GIVEN DATA >>
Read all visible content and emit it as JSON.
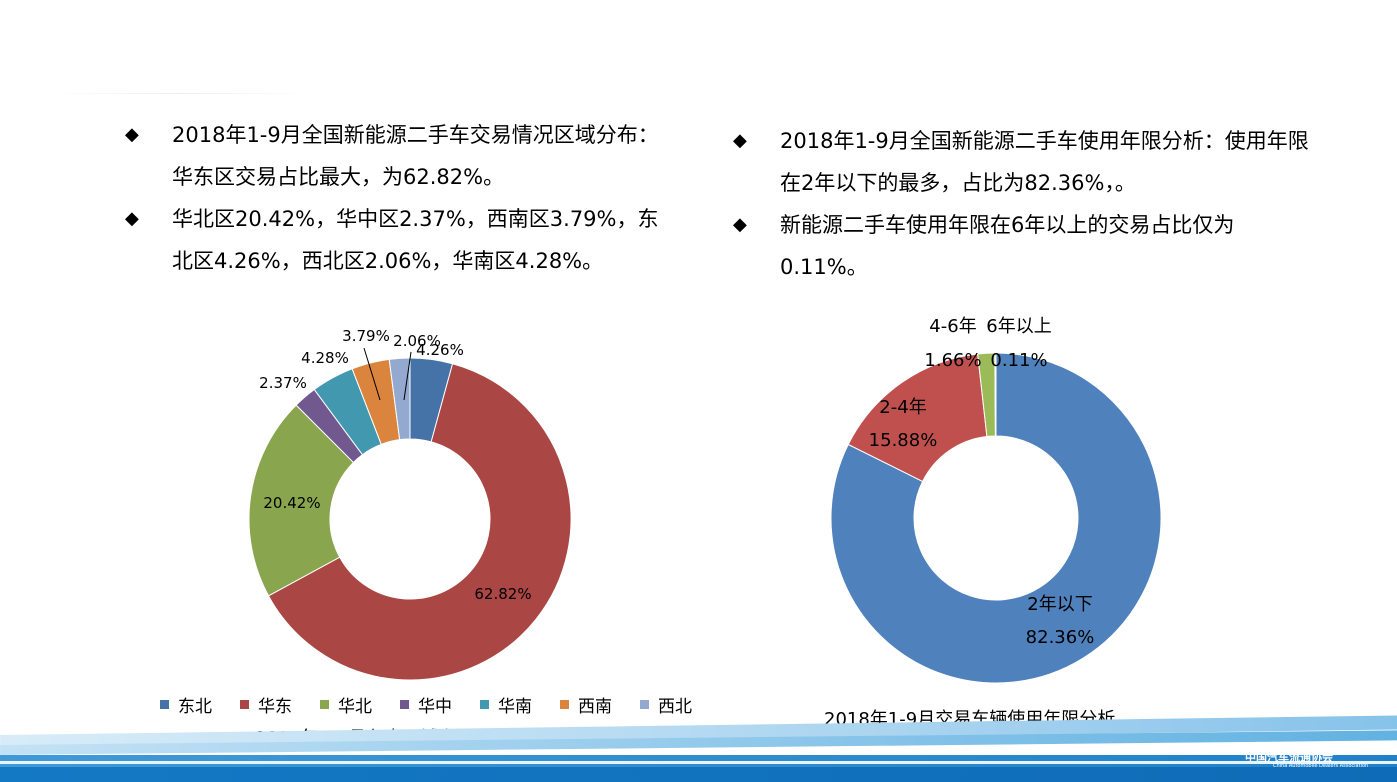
{
  "left_text": {
    "bullets": [
      "2018年1-9月全国新能源二手车交易情况区域分布：华东区交易占比最大，为62.82%。",
      "华北区20.42%，华中区2.37%，西南区3.79%，东北区4.26%，西北区2.06%，华南区4.28%。"
    ]
  },
  "right_text": {
    "bullets": [
      "2018年1-9月全国新能源二手车使用年限分析：使用年限在2年以下的最多，占比为82.36%，。",
      "新能源二手车使用年限在6年以上的交易占比仅为0.11%。"
    ]
  },
  "bullet_icon": "diamond-icon",
  "chart_data": [
    {
      "type": "pie",
      "donut": true,
      "title": "2018年1-9月七大区域交易量占比图",
      "categories": [
        "东北",
        "华东",
        "华北",
        "华中",
        "华南",
        "西南",
        "西北"
      ],
      "values": [
        4.26,
        62.82,
        20.42,
        2.37,
        4.28,
        3.79,
        2.06
      ],
      "labels": [
        "4.26%",
        "62.82%",
        "20.42%",
        "2.37%",
        "4.28%",
        "3.79%",
        "2.06%"
      ],
      "colors": [
        "#4572a7",
        "#aa4643",
        "#89a54e",
        "#71588f",
        "#4198af",
        "#db843d",
        "#93a9cf"
      ],
      "legend_order": [
        "东北",
        "华东",
        "华北",
        "华中",
        "华南",
        "西南",
        "西北"
      ],
      "legend_placement": "bottom"
    },
    {
      "type": "pie",
      "donut": true,
      "title": "2018年1-9月交易车辆使用年限分析",
      "categories": [
        "2年以下",
        "2-4年",
        "4-6年",
        "6年以上"
      ],
      "values": [
        82.36,
        15.88,
        1.66,
        0.11
      ],
      "labels": [
        "82.36%",
        "15.88%",
        "1.66%",
        "0.11%"
      ],
      "colors": [
        "#4f81bd",
        "#c0504d",
        "#9bbb59",
        "#8064a2"
      ]
    }
  ],
  "footer": {
    "logo_cn": "中国汽车流通协会",
    "logo_en": "China Automobile Dealers Association"
  }
}
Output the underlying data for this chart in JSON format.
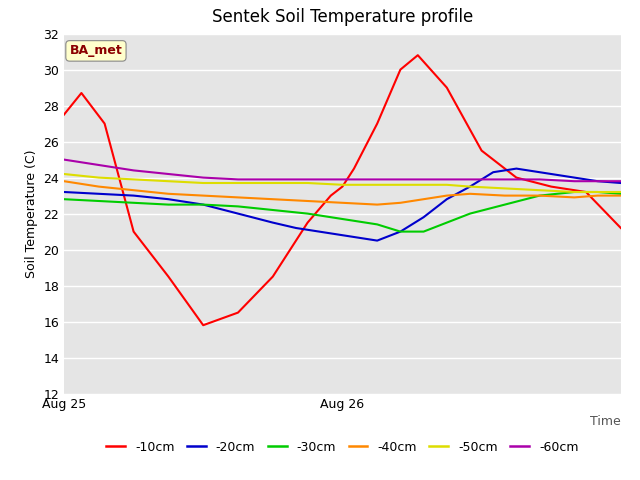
{
  "title": "Sentek Soil Temperature profile",
  "ylabel": "Soil Temperature (C)",
  "ylim": [
    12,
    32
  ],
  "yticks": [
    12,
    14,
    16,
    18,
    20,
    22,
    24,
    26,
    28,
    30,
    32
  ],
  "xlim": [
    0,
    96
  ],
  "xtick_positions": [
    0,
    48
  ],
  "xtick_labels": [
    "Aug 25",
    "Aug 26"
  ],
  "time_label": "Time",
  "background_color": "#e5e5e5",
  "grid_color": "#ffffff",
  "annotation_text": "BA_met",
  "annotation_color": "#8b0000",
  "annotation_bg": "#ffffcc",
  "series": {
    "-10cm": {
      "color": "#ff0000",
      "points": [
        [
          0,
          27.5
        ],
        [
          3,
          28.7
        ],
        [
          7,
          27.0
        ],
        [
          12,
          21.0
        ],
        [
          18,
          18.5
        ],
        [
          24,
          15.8
        ],
        [
          30,
          16.5
        ],
        [
          36,
          18.5
        ],
        [
          42,
          21.5
        ],
        [
          46,
          23.0
        ],
        [
          48,
          23.5
        ],
        [
          50,
          24.5
        ],
        [
          54,
          27.0
        ],
        [
          58,
          30.0
        ],
        [
          61,
          30.8
        ],
        [
          66,
          29.0
        ],
        [
          72,
          25.5
        ],
        [
          78,
          24.0
        ],
        [
          84,
          23.5
        ],
        [
          90,
          23.2
        ],
        [
          96,
          21.2
        ]
      ]
    },
    "-20cm": {
      "color": "#0000cc",
      "points": [
        [
          0,
          23.2
        ],
        [
          6,
          23.1
        ],
        [
          12,
          23.0
        ],
        [
          18,
          22.8
        ],
        [
          24,
          22.5
        ],
        [
          30,
          22.0
        ],
        [
          36,
          21.5
        ],
        [
          40,
          21.2
        ],
        [
          44,
          21.0
        ],
        [
          48,
          20.8
        ],
        [
          52,
          20.6
        ],
        [
          54,
          20.5
        ],
        [
          58,
          21.0
        ],
        [
          62,
          21.8
        ],
        [
          66,
          22.8
        ],
        [
          70,
          23.5
        ],
        [
          74,
          24.3
        ],
        [
          78,
          24.5
        ],
        [
          82,
          24.3
        ],
        [
          88,
          24.0
        ],
        [
          92,
          23.8
        ],
        [
          96,
          23.7
        ]
      ]
    },
    "-30cm": {
      "color": "#00cc00",
      "points": [
        [
          0,
          22.8
        ],
        [
          6,
          22.7
        ],
        [
          12,
          22.6
        ],
        [
          18,
          22.5
        ],
        [
          24,
          22.5
        ],
        [
          30,
          22.4
        ],
        [
          36,
          22.2
        ],
        [
          42,
          22.0
        ],
        [
          48,
          21.7
        ],
        [
          54,
          21.4
        ],
        [
          58,
          21.0
        ],
        [
          62,
          21.0
        ],
        [
          66,
          21.5
        ],
        [
          70,
          22.0
        ],
        [
          76,
          22.5
        ],
        [
          82,
          23.0
        ],
        [
          88,
          23.2
        ],
        [
          92,
          23.2
        ],
        [
          96,
          23.1
        ]
      ]
    },
    "-40cm": {
      "color": "#ff8800",
      "points": [
        [
          0,
          23.8
        ],
        [
          6,
          23.5
        ],
        [
          12,
          23.3
        ],
        [
          18,
          23.1
        ],
        [
          24,
          23.0
        ],
        [
          30,
          22.9
        ],
        [
          36,
          22.8
        ],
        [
          42,
          22.7
        ],
        [
          48,
          22.6
        ],
        [
          54,
          22.5
        ],
        [
          58,
          22.6
        ],
        [
          62,
          22.8
        ],
        [
          66,
          23.0
        ],
        [
          70,
          23.1
        ],
        [
          76,
          23.0
        ],
        [
          82,
          23.0
        ],
        [
          88,
          22.9
        ],
        [
          92,
          23.0
        ],
        [
          96,
          23.0
        ]
      ]
    },
    "-50cm": {
      "color": "#dddd00",
      "points": [
        [
          0,
          24.2
        ],
        [
          6,
          24.0
        ],
        [
          12,
          23.9
        ],
        [
          18,
          23.8
        ],
        [
          24,
          23.7
        ],
        [
          30,
          23.7
        ],
        [
          36,
          23.7
        ],
        [
          42,
          23.7
        ],
        [
          48,
          23.6
        ],
        [
          54,
          23.6
        ],
        [
          58,
          23.6
        ],
        [
          62,
          23.6
        ],
        [
          66,
          23.6
        ],
        [
          70,
          23.5
        ],
        [
          76,
          23.4
        ],
        [
          82,
          23.3
        ],
        [
          88,
          23.2
        ],
        [
          92,
          23.2
        ],
        [
          96,
          23.2
        ]
      ]
    },
    "-60cm": {
      "color": "#aa00aa",
      "points": [
        [
          0,
          25.0
        ],
        [
          6,
          24.7
        ],
        [
          12,
          24.4
        ],
        [
          18,
          24.2
        ],
        [
          24,
          24.0
        ],
        [
          30,
          23.9
        ],
        [
          36,
          23.9
        ],
        [
          42,
          23.9
        ],
        [
          48,
          23.9
        ],
        [
          54,
          23.9
        ],
        [
          58,
          23.9
        ],
        [
          62,
          23.9
        ],
        [
          66,
          23.9
        ],
        [
          70,
          23.9
        ],
        [
          76,
          23.9
        ],
        [
          82,
          23.9
        ],
        [
          88,
          23.8
        ],
        [
          92,
          23.8
        ],
        [
          96,
          23.8
        ]
      ]
    }
  }
}
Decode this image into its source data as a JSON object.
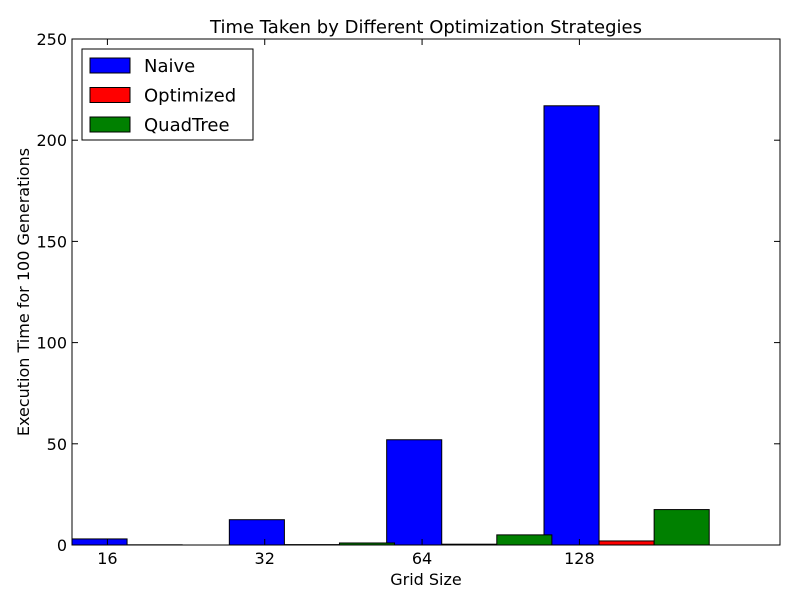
{
  "chart_data": {
    "type": "bar",
    "title": "Time Taken by Different Optimization Strategies",
    "xlabel": "Grid Size",
    "ylabel": "Execution Time for 100 Generations",
    "xlim": [
      0,
      4.5
    ],
    "ylim": [
      0,
      250
    ],
    "yticks": [
      0,
      50,
      100,
      150,
      200,
      250
    ],
    "xtick_positions": [
      0.225,
      1.225,
      2.225,
      3.225
    ],
    "xtick_labels": [
      "16",
      "32",
      "64",
      "128"
    ],
    "bar_width": 0.35,
    "legend_position": "top-left",
    "grid": false,
    "series": [
      {
        "name": "Naive",
        "color": "#0000ff",
        "x": [
          0,
          1,
          2,
          3
        ],
        "values": [
          3,
          12.5,
          52,
          217
        ]
      },
      {
        "name": "Optimized",
        "color": "#ff0000",
        "x": [
          0.35,
          1.35,
          2.35,
          3.35
        ],
        "values": [
          0.1,
          0.2,
          0.4,
          2
        ]
      },
      {
        "name": "QuadTree",
        "color": "#008000",
        "x": [
          1.7,
          2.7,
          3.7
        ],
        "values": [
          1,
          5,
          17.5
        ]
      }
    ]
  }
}
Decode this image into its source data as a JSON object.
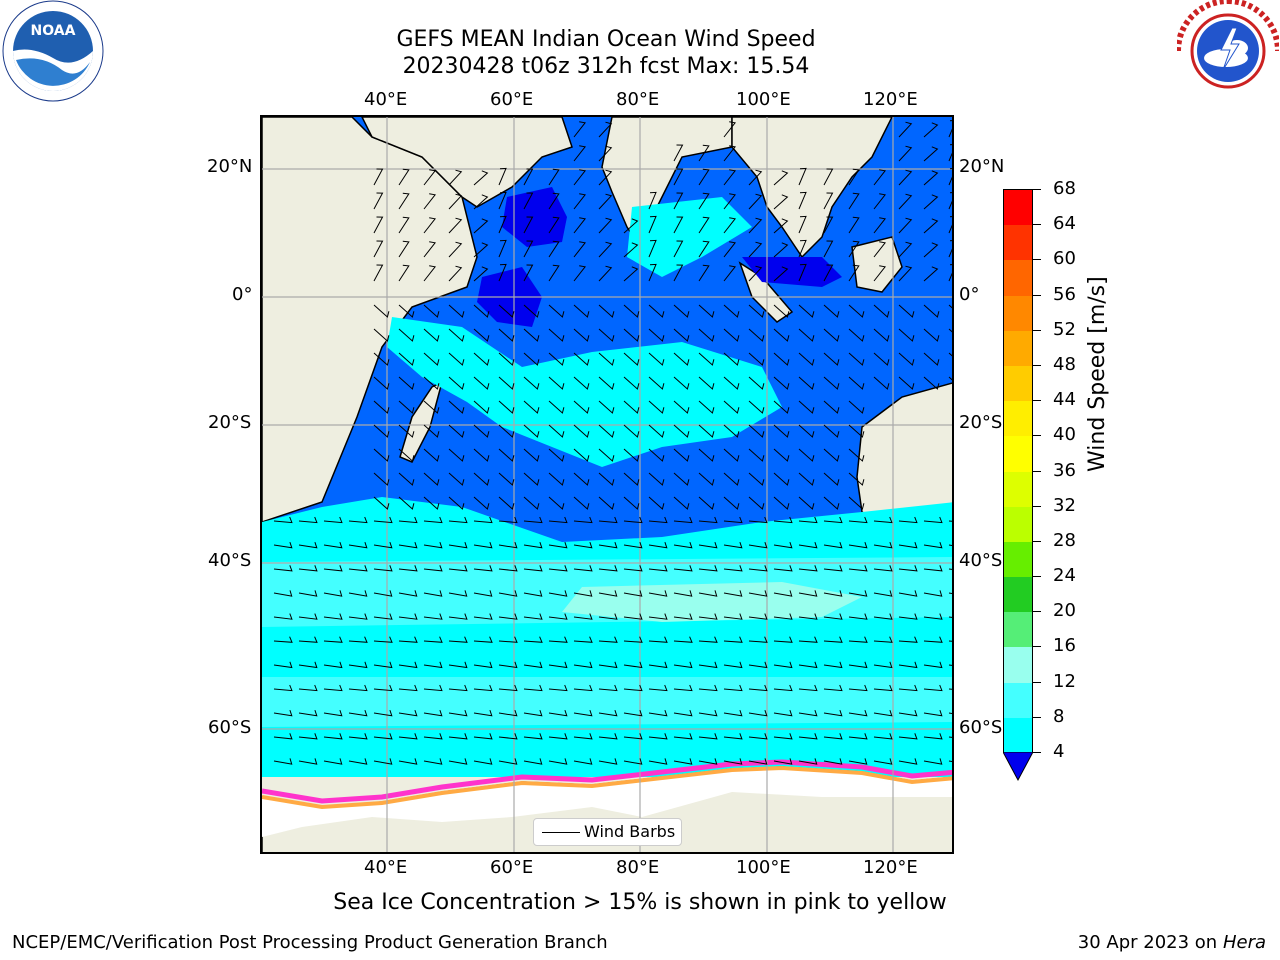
{
  "title": {
    "line1": "GEFS MEAN Indian Ocean Wind Speed",
    "line2": "20230428 t06z 312h fcst   Max: 15.54"
  },
  "logos": {
    "left": {
      "icon": "noaa-logo",
      "text": "NOAA"
    },
    "right": {
      "icon": "national-weather-service-logo",
      "ring_text": "NATIONAL WEATHER SERVICE"
    }
  },
  "map": {
    "lon_ticks": [
      "40°E",
      "60°E",
      "80°E",
      "100°E",
      "120°E"
    ],
    "lat_ticks": [
      "20°N",
      "0°",
      "20°S",
      "40°S",
      "60°S"
    ],
    "land_color": "#eeeee0",
    "ice_colors": [
      "#ff33cc",
      "#ffaa44",
      "#ffdd55"
    ]
  },
  "legend": {
    "label": "Wind Barbs"
  },
  "colorbar": {
    "title": "Wind Speed [m/s]",
    "ticks": [
      "68",
      "64",
      "60",
      "56",
      "52",
      "48",
      "44",
      "40",
      "36",
      "32",
      "28",
      "24",
      "20",
      "16",
      "12",
      "8",
      "4"
    ],
    "colors": [
      "#ff0000",
      "#ff3300",
      "#ff6600",
      "#ff8800",
      "#ffaa00",
      "#ffcc00",
      "#ffee00",
      "#ffff00",
      "#ddff00",
      "#bbff00",
      "#66ee00",
      "#22cc22",
      "#55ee77",
      "#99ffee",
      "#44ffff",
      "#00ffff",
      "#0066ff"
    ],
    "under_color": "#0000ee"
  },
  "footnote": "Sea Ice Concentration > 15% is shown in pink to yellow",
  "credits": {
    "left": "NCEP/EMC/Verification Post Processing Product Generation Branch",
    "right_date": "30 Apr 2023 on",
    "right_machine": "Hera"
  }
}
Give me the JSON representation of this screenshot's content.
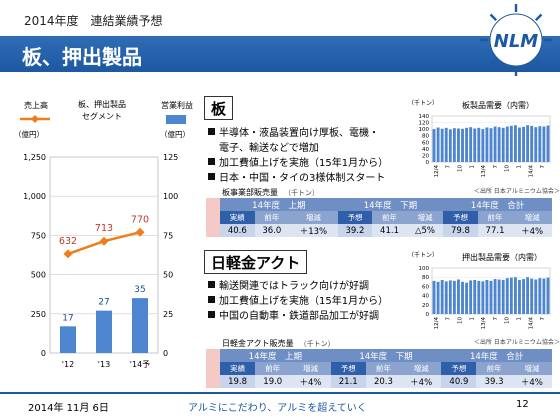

GOAL OF THE EXERCISE >>
Above are entries; state the number of lines among them that contain "Temperature", and nothing else.

ANSWER TO THE TASK >>
2